## Dataset records

★ ★ ★ ★ ★

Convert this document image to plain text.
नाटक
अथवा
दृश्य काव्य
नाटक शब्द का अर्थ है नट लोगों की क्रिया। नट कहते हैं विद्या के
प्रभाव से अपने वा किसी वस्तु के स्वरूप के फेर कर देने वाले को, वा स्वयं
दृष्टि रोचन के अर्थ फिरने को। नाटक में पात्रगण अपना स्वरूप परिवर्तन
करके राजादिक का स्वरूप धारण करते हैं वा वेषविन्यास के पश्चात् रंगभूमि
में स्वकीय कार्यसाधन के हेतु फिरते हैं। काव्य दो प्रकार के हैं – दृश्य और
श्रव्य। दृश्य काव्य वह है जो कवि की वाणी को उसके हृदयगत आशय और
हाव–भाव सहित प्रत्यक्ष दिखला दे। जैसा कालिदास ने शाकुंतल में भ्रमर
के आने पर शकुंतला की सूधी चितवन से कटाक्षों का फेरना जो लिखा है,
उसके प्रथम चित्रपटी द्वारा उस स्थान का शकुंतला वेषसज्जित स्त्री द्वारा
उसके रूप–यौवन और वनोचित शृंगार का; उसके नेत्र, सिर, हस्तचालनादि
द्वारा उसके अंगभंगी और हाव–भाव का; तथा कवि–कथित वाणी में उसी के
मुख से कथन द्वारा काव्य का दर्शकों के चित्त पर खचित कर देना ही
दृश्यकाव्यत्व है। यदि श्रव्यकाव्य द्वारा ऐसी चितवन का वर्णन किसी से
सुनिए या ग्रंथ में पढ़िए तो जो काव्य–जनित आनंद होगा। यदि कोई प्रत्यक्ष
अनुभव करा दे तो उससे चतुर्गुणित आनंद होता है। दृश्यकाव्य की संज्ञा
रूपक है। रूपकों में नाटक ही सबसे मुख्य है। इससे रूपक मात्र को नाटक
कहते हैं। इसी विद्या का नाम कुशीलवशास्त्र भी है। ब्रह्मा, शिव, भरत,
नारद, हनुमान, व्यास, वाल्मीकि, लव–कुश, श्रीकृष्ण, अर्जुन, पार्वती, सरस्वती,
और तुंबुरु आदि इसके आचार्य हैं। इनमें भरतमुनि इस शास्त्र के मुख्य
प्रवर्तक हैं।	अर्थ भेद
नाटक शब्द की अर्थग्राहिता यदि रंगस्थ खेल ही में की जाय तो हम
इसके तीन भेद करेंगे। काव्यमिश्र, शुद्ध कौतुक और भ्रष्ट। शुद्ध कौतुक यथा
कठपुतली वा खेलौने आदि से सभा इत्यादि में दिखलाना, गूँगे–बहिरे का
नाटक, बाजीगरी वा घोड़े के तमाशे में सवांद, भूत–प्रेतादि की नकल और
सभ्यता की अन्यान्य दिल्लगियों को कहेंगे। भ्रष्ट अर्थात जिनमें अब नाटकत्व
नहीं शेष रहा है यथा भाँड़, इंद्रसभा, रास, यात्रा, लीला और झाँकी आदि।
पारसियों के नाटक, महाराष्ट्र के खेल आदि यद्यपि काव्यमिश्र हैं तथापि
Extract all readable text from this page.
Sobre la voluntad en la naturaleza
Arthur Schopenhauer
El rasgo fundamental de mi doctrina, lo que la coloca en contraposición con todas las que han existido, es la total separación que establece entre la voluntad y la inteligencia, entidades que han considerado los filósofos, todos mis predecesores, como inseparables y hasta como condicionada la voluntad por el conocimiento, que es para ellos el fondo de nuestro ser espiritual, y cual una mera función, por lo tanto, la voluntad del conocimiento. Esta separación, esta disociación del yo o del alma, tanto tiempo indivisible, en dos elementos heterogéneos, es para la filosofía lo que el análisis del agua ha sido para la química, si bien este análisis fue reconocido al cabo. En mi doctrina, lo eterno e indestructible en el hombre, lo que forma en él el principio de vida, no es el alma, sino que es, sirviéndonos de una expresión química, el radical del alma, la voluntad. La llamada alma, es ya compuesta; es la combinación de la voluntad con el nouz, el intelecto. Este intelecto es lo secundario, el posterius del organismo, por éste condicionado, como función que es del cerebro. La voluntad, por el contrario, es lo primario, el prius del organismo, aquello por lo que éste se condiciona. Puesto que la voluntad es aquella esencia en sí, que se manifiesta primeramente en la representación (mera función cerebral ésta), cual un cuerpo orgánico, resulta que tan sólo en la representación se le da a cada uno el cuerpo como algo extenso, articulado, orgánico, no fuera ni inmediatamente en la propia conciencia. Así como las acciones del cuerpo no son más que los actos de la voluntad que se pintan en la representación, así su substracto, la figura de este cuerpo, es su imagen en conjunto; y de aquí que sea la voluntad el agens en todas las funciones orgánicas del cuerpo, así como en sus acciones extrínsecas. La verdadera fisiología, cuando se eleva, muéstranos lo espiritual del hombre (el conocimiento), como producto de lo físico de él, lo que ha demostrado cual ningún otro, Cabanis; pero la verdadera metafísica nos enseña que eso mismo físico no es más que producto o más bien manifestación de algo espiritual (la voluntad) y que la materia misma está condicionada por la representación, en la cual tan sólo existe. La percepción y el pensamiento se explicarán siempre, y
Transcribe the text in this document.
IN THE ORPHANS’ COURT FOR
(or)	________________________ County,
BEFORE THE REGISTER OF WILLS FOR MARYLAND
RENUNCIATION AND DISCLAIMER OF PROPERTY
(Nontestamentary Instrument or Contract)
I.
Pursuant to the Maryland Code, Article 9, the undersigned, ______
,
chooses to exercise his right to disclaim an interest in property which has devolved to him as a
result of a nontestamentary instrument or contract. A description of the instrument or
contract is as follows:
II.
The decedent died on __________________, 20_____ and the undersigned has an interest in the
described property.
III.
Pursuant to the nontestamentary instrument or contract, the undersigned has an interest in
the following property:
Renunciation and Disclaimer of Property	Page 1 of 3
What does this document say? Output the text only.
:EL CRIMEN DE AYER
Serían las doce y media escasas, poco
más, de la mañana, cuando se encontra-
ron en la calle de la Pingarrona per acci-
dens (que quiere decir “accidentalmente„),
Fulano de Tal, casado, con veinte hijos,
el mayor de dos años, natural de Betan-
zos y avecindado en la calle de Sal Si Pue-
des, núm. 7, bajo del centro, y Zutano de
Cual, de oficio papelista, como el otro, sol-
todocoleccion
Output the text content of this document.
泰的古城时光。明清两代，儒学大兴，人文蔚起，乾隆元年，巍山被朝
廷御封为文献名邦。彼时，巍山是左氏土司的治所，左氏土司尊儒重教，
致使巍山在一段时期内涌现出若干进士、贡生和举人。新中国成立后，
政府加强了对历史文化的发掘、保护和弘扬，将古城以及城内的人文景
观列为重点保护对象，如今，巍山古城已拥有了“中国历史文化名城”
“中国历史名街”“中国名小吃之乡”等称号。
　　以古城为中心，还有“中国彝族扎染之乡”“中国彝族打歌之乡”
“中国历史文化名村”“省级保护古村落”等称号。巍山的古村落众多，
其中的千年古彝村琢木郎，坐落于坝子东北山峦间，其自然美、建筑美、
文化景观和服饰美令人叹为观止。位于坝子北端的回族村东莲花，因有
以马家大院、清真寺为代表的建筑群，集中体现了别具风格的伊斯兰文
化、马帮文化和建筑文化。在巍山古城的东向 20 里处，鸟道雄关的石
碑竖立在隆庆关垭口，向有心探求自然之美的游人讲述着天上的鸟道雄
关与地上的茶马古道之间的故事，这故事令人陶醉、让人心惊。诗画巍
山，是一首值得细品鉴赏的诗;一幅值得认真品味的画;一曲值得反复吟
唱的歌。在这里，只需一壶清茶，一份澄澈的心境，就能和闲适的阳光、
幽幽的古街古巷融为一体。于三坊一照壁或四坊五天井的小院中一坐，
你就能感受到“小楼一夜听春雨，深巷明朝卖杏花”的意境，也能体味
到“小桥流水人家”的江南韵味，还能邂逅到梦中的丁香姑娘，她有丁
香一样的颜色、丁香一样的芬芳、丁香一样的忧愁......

★ ★ ★ ★ ★

## EXERCISE DIRECTIONS
Report only the number of lines in the data above that contain "Pursuant".

## THE COMPLETED TASK
2